* SUPPLIED ENTRIES
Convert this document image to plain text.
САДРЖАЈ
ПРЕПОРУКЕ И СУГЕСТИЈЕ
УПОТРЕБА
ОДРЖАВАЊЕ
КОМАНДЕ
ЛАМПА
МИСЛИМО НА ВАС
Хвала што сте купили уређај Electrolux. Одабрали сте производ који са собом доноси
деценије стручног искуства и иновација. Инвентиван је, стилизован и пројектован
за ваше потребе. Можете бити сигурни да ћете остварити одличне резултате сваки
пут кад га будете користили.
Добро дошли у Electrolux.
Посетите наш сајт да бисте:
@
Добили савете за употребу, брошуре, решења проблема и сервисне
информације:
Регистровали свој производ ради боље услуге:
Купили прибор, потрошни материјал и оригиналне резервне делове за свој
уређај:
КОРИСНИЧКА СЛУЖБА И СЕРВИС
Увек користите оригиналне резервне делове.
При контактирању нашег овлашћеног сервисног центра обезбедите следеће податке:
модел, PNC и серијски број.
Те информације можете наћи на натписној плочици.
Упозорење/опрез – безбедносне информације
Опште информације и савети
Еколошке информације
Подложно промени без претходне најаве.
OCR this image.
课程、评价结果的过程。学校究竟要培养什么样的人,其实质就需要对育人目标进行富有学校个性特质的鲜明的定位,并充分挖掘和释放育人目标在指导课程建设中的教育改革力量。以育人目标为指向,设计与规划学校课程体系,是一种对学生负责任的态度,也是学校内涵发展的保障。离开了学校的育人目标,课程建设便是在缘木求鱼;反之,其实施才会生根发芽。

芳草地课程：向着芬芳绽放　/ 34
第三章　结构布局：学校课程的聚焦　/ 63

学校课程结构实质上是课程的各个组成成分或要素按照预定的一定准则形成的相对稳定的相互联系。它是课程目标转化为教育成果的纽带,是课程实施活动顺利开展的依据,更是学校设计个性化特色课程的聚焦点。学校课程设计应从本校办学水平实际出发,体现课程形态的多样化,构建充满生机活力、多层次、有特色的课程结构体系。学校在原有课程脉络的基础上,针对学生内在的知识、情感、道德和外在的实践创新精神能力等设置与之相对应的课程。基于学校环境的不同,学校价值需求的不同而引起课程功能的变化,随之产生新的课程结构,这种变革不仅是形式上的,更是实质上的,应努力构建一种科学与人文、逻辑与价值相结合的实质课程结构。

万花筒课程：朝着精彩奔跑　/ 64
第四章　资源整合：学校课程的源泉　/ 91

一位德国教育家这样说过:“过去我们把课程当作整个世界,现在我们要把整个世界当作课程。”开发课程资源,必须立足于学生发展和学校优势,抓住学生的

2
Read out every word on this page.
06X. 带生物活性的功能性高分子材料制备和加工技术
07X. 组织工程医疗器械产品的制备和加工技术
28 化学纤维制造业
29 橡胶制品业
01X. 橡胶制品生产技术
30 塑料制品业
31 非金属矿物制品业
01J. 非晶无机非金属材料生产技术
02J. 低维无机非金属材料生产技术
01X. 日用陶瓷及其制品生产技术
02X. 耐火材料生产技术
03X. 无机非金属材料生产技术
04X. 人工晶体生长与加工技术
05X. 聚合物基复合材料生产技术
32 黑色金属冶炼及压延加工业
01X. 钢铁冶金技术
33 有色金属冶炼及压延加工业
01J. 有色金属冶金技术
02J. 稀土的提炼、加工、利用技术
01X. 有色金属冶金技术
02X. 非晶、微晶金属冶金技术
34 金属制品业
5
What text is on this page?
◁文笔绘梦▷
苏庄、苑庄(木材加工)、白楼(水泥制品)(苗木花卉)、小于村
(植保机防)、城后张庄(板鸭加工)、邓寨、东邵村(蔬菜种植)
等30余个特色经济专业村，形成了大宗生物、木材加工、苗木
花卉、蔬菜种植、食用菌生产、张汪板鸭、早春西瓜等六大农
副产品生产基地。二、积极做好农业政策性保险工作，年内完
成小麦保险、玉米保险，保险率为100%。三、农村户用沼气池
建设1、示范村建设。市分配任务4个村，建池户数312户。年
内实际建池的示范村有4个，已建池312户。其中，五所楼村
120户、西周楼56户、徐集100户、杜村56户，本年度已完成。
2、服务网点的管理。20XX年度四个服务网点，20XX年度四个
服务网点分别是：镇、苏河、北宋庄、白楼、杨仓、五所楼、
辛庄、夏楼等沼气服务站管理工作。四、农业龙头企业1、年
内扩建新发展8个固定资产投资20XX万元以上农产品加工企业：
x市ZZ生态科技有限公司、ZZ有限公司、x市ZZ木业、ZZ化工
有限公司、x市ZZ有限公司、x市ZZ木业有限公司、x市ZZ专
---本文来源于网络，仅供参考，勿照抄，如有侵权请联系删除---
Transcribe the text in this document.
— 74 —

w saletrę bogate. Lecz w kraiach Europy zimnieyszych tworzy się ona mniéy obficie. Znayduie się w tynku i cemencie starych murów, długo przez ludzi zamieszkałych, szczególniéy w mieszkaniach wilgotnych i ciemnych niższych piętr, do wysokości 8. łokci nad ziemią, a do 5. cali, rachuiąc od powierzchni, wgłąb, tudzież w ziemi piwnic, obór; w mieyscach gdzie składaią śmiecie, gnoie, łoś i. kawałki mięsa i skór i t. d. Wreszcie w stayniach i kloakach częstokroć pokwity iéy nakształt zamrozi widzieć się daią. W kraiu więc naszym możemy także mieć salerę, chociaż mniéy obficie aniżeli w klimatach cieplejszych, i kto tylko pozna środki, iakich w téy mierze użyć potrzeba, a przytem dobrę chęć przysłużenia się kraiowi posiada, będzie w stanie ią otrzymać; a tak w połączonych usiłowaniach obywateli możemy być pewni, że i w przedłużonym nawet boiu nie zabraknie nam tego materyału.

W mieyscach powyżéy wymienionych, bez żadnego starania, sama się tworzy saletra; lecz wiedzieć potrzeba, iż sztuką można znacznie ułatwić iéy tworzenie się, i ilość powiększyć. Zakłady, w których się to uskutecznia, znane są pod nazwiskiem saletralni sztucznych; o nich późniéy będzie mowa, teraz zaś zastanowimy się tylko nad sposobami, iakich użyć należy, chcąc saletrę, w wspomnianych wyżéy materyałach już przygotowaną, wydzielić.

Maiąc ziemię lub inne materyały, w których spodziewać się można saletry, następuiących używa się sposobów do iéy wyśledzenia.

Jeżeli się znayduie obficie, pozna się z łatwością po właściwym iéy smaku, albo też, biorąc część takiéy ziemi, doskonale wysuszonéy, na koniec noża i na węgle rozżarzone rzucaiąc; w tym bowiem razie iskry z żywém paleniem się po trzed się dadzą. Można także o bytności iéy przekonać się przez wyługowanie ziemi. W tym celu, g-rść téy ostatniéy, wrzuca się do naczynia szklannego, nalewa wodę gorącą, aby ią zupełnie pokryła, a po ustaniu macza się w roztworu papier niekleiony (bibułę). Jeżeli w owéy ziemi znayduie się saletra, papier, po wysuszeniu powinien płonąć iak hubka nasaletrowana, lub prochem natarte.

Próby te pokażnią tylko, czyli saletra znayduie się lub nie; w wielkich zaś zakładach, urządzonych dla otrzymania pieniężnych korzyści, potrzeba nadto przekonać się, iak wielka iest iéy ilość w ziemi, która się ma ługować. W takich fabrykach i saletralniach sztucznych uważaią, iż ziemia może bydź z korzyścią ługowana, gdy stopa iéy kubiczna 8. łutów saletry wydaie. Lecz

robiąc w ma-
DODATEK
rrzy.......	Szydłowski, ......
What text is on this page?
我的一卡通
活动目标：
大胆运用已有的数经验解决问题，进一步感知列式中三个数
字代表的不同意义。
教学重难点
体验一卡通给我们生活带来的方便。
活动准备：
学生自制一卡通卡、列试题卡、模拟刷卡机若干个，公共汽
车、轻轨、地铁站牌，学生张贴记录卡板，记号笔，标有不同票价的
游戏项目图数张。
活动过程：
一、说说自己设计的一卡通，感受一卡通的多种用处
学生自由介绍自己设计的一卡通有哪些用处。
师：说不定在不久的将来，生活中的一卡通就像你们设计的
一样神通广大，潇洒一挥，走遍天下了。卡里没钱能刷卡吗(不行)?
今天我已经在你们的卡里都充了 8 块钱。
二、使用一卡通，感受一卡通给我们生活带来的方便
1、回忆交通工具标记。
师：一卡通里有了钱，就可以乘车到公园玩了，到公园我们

* REQUIRED WORK
Gather each line holding the string "木材加工".

* SOLUTION TO THE EXERCISE
苏庄、苑庄(木材加工)、白楼(水泥制品)(苗木花卉)、小于村
等30余个特色经济专业村，形成了大宗生物、木材加工、苗木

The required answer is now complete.